Figure contents as structured data:

--- START ---

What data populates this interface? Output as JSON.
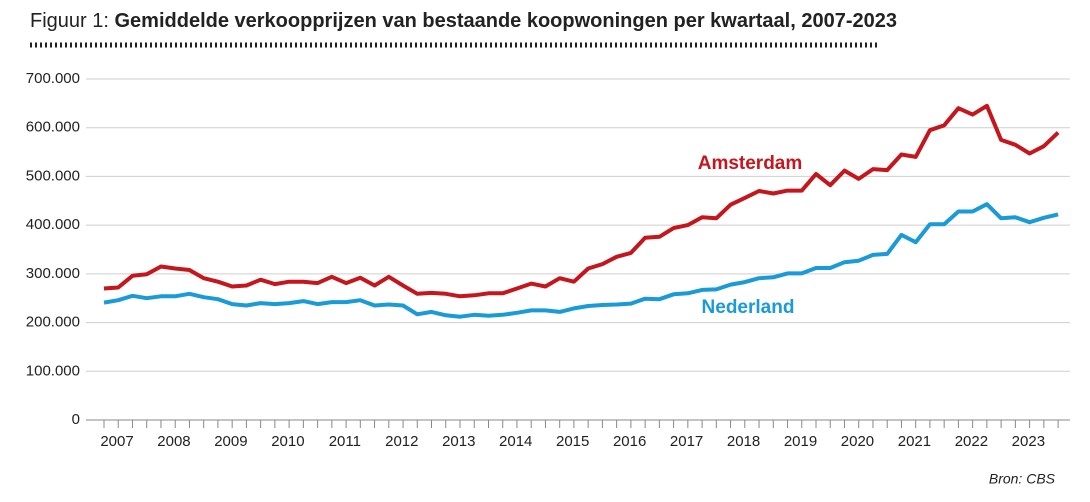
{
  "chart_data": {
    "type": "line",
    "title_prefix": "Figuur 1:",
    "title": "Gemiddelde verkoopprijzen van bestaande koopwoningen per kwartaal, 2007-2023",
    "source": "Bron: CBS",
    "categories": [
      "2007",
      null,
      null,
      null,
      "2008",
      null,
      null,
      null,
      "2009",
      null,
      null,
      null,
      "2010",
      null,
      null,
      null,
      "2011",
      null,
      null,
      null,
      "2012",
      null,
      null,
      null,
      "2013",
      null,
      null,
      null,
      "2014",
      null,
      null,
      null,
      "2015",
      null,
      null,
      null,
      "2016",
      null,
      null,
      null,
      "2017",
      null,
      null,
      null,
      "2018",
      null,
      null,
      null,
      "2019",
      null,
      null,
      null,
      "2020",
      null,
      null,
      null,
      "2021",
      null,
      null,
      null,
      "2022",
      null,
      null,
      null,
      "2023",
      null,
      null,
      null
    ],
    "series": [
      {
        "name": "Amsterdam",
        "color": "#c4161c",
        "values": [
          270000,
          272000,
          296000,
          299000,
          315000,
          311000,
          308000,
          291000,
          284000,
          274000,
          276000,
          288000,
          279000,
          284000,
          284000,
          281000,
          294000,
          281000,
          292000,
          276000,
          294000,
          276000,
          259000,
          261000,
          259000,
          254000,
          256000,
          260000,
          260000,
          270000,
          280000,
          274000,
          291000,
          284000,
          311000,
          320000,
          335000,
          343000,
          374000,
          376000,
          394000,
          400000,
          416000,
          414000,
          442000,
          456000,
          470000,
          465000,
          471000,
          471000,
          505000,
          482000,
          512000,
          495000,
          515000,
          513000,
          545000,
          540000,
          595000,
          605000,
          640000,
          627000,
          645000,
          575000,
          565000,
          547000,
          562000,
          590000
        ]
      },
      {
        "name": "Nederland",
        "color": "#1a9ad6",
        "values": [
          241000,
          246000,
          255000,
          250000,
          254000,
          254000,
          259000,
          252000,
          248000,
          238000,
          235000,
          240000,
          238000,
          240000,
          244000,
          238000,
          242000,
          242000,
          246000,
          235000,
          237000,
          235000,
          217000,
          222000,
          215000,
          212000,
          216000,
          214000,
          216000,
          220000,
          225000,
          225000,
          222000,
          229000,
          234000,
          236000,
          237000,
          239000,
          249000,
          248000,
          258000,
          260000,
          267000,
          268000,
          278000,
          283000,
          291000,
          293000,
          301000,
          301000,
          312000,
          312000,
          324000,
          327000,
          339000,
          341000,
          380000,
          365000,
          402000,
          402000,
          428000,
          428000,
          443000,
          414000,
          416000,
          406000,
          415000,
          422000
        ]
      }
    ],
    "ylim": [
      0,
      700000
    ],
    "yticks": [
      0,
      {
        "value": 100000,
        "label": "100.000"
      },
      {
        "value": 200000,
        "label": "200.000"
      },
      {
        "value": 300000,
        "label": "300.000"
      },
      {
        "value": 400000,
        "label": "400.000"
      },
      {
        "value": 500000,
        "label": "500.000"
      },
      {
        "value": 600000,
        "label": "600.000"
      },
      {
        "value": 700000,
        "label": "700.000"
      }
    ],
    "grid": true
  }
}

--- END ---

Stated problem: The material above must be printed exactly, with its pictures left out.

The result:
What data populates this interface? Output as JSON.
{
  "chart_data": {
    "type": "line",
    "title_prefix": "Figuur 1:",
    "title": "Gemiddelde verkoopprijzen van bestaande koopwoningen per kwartaal, 2007-2023",
    "source": "Bron: CBS",
    "categories": [
      "2007",
      null,
      null,
      null,
      "2008",
      null,
      null,
      null,
      "2009",
      null,
      null,
      null,
      "2010",
      null,
      null,
      null,
      "2011",
      null,
      null,
      null,
      "2012",
      null,
      null,
      null,
      "2013",
      null,
      null,
      null,
      "2014",
      null,
      null,
      null,
      "2015",
      null,
      null,
      null,
      "2016",
      null,
      null,
      null,
      "2017",
      null,
      null,
      null,
      "2018",
      null,
      null,
      null,
      "2019",
      null,
      null,
      null,
      "2020",
      null,
      null,
      null,
      "2021",
      null,
      null,
      null,
      "2022",
      null,
      null,
      null,
      "2023",
      null,
      null,
      null
    ],
    "series": [
      {
        "name": "Amsterdam",
        "color": "#c4161c",
        "values": [
          270000,
          272000,
          296000,
          299000,
          315000,
          311000,
          308000,
          291000,
          284000,
          274000,
          276000,
          288000,
          279000,
          284000,
          284000,
          281000,
          294000,
          281000,
          292000,
          276000,
          294000,
          276000,
          259000,
          261000,
          259000,
          254000,
          256000,
          260000,
          260000,
          270000,
          280000,
          274000,
          291000,
          284000,
          311000,
          320000,
          335000,
          343000,
          374000,
          376000,
          394000,
          400000,
          416000,
          414000,
          442000,
          456000,
          470000,
          465000,
          471000,
          471000,
          505000,
          482000,
          512000,
          495000,
          515000,
          513000,
          545000,
          540000,
          595000,
          605000,
          640000,
          627000,
          645000,
          575000,
          565000,
          547000,
          562000,
          590000
        ]
      },
      {
        "name": "Nederland",
        "color": "#1a9ad6",
        "values": [
          241000,
          246000,
          255000,
          250000,
          254000,
          254000,
          259000,
          252000,
          248000,
          238000,
          235000,
          240000,
          238000,
          240000,
          244000,
          238000,
          242000,
          242000,
          246000,
          235000,
          237000,
          235000,
          217000,
          222000,
          215000,
          212000,
          216000,
          214000,
          216000,
          220000,
          225000,
          225000,
          222000,
          229000,
          234000,
          236000,
          237000,
          239000,
          249000,
          248000,
          258000,
          260000,
          267000,
          268000,
          278000,
          283000,
          291000,
          293000,
          301000,
          301000,
          312000,
          312000,
          324000,
          327000,
          339000,
          341000,
          380000,
          365000,
          402000,
          402000,
          428000,
          428000,
          443000,
          414000,
          416000,
          406000,
          415000,
          422000
        ]
      }
    ],
    "ylim": [
      0,
      700000
    ],
    "yticks": [
      0,
      {
        "value": 100000,
        "label": "100.000"
      },
      {
        "value": 200000,
        "label": "200.000"
      },
      {
        "value": 300000,
        "label": "300.000"
      },
      {
        "value": 400000,
        "label": "400.000"
      },
      {
        "value": 500000,
        "label": "500.000"
      },
      {
        "value": 600000,
        "label": "600.000"
      },
      {
        "value": 700000,
        "label": "700.000"
      }
    ],
    "grid": true
  }
}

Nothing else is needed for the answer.